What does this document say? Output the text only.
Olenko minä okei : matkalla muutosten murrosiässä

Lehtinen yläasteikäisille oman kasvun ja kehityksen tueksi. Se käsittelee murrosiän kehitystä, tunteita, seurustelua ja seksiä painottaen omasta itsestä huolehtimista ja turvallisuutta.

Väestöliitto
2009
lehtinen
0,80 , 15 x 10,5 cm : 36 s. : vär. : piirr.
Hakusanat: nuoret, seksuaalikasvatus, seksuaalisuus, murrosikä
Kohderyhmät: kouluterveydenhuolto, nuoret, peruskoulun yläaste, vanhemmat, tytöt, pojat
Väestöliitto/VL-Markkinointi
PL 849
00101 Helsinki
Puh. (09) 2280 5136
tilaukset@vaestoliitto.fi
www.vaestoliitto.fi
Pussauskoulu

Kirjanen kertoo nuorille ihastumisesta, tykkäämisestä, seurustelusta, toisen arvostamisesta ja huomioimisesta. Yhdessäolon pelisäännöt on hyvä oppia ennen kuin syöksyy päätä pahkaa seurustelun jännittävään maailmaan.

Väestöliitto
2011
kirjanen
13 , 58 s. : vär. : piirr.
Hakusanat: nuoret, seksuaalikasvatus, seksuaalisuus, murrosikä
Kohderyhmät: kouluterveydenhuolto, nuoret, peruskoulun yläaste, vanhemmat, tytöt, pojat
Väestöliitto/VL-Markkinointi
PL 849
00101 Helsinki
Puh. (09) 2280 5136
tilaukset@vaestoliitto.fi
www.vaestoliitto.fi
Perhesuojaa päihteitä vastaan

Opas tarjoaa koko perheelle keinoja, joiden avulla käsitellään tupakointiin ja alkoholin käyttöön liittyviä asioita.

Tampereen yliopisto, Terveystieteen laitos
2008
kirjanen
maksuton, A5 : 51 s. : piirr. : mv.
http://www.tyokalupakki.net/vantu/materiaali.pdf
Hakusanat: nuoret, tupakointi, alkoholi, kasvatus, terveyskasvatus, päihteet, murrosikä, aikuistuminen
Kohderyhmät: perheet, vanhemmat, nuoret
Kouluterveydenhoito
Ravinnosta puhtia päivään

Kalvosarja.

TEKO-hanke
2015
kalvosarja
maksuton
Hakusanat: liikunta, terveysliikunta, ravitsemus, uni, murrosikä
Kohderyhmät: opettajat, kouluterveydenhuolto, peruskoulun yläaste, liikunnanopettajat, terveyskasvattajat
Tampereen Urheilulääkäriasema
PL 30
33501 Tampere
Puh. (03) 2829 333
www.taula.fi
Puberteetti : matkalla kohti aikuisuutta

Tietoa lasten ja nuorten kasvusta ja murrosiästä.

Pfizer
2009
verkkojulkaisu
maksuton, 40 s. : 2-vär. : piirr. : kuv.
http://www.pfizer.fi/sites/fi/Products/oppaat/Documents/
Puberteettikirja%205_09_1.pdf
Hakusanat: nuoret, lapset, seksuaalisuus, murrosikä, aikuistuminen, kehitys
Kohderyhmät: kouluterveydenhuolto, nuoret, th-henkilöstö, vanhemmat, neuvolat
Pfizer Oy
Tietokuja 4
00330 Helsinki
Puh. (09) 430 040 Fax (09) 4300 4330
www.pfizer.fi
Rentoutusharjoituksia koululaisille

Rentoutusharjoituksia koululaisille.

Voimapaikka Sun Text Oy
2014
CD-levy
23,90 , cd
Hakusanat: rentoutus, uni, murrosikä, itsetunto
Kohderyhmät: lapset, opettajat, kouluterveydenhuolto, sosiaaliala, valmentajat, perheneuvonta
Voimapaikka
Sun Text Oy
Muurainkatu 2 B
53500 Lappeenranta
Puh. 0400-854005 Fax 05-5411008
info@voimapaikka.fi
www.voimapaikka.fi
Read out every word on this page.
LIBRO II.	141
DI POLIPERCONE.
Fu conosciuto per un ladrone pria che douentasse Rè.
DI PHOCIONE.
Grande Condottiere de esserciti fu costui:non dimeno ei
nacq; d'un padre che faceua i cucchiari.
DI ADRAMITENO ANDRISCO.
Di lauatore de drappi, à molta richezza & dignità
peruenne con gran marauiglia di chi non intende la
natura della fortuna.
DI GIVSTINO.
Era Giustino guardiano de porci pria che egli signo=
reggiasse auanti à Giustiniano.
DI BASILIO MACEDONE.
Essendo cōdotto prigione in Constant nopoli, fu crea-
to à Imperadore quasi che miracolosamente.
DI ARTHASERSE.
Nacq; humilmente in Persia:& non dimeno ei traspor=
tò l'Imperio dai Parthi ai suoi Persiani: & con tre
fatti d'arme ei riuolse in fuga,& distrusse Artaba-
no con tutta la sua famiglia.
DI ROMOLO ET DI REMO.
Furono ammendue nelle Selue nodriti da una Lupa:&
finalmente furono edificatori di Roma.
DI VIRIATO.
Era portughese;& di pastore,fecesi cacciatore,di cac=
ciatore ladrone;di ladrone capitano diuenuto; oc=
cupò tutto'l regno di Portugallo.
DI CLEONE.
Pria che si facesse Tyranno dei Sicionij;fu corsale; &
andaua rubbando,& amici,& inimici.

* **The task**
Find each line in the records holding the string "kouluterveydenhuolto" and show it.

* **Answer for the task**
Kohderyhmät: kouluterveydenhuolto, nuoret, peruskoulun yläaste, vanhemmat, tytöt, pojat
Kohderyhmät: kouluterveydenhuolto, nuoret, peruskoulun yläaste, vanhemmat, tytöt, pojat
Kohderyhmät: opettajat, kouluterveydenhuolto, peruskoulun yläaste, liikunnanopettajat, terveyskasvattajat
Kohderyhmät: kouluterveydenhuolto, nuoret, th-henkilöstö, vanhemmat, neuvolat
Kohderyhmät: lapset, opettajat, kouluterveydenhuolto, sosiaaliala, valmentajat, perheneuvonta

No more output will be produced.